Work to do: Exact reproduction of the data is required, with images excluded.

Material shown:
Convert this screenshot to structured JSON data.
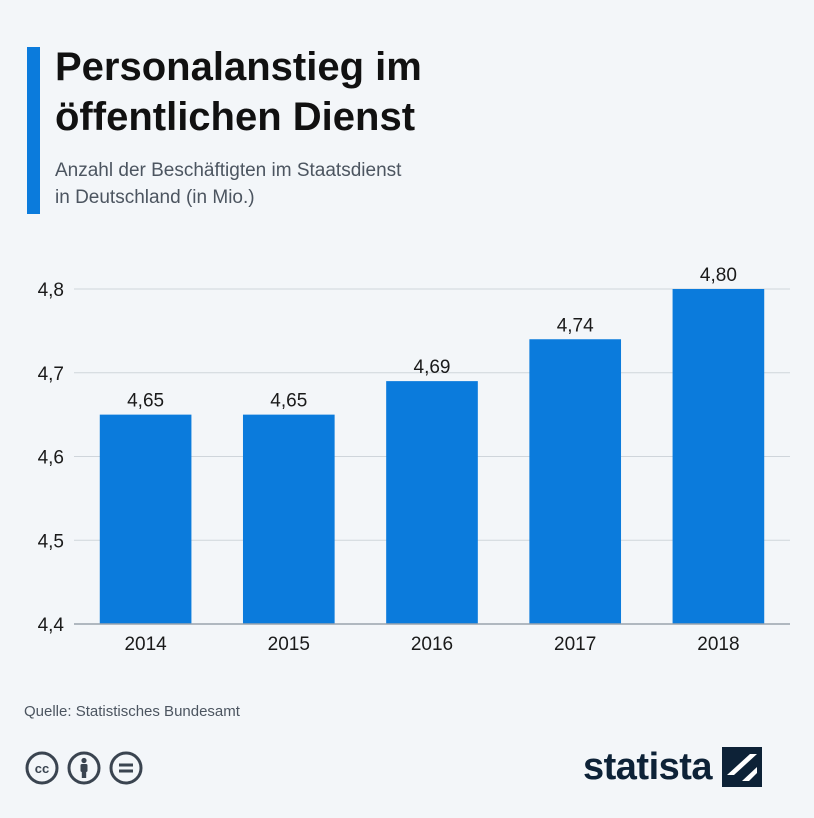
{
  "header": {
    "title": "Personalanstieg im\nöffentlichen Dienst",
    "subtitle": "Anzahl der Beschäftigten im Staatsdienst\nin Deutschland (in Mio.)"
  },
  "chart_data": {
    "type": "bar",
    "title": "Personalanstieg im öffentlichen Dienst",
    "subtitle": "Anzahl der Beschäftigten im Staatsdienst in Deutschland (in Mio.)",
    "categories": [
      "2014",
      "2015",
      "2016",
      "2017",
      "2018"
    ],
    "values": [
      4.65,
      4.65,
      4.69,
      4.74,
      4.8
    ],
    "value_labels": [
      "4,65",
      "4,65",
      "4,69",
      "4,74",
      "4,80"
    ],
    "ylim": [
      4.4,
      4.8
    ],
    "yticks": [
      4.4,
      4.5,
      4.6,
      4.7,
      4.8
    ],
    "ytick_labels": [
      "4,4",
      "4,5",
      "4,6",
      "4,7",
      "4,8"
    ],
    "xlabel": "",
    "ylabel": "",
    "grid": true,
    "bar_color": "#0b7bdc",
    "grid_color": "#cfd5db"
  },
  "footer": {
    "source": "Quelle: Statistisches Bundesamt",
    "license_icons": [
      "cc-icon",
      "attribution-person-icon",
      "no-derivatives-equals-icon"
    ],
    "brand": "statista"
  },
  "colors": {
    "accent": "#0b7bdc",
    "background": "#f3f6f9",
    "brand": "#0d2237"
  }
}
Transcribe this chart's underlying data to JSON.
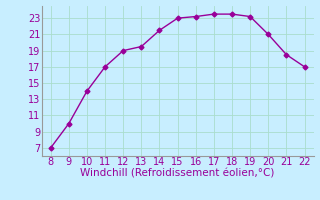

Complete answer:
Convert this screenshot to structured JSON data.
{
  "header": {
    "title": "Personalanstieg im\nöffentlichen Dienst",
    "subtitle": "Anzahl der Beschäftigten im Staatsdienst\nin Deutschland (in Mio.)"
  },
  "chart_data": {
    "type": "bar",
    "title": "Personalanstieg im öffentlichen Dienst",
    "subtitle": "Anzahl der Beschäftigten im Staatsdienst in Deutschland (in Mio.)",
    "categories": [
      "2014",
      "2015",
      "2016",
      "2017",
      "2018"
    ],
    "values": [
      4.65,
      4.65,
      4.69,
      4.74,
      4.8
    ],
    "value_labels": [
      "4,65",
      "4,65",
      "4,69",
      "4,74",
      "4,80"
    ],
    "ylim": [
      4.4,
      4.8
    ],
    "yticks": [
      4.4,
      4.5,
      4.6,
      4.7,
      4.8
    ],
    "ytick_labels": [
      "4,4",
      "4,5",
      "4,6",
      "4,7",
      "4,8"
    ],
    "xlabel": "",
    "ylabel": "",
    "grid": true,
    "bar_color": "#0b7bdc",
    "grid_color": "#cfd5db"
  },
  "footer": {
    "source": "Quelle: Statistisches Bundesamt",
    "license_icons": [
      "cc-icon",
      "attribution-person-icon",
      "no-derivatives-equals-icon"
    ],
    "brand": "statista"
  },
  "colors": {
    "accent": "#0b7bdc",
    "background": "#f3f6f9",
    "brand": "#0d2237"
  }
}
Transcribe this chart's underlying data to JSON.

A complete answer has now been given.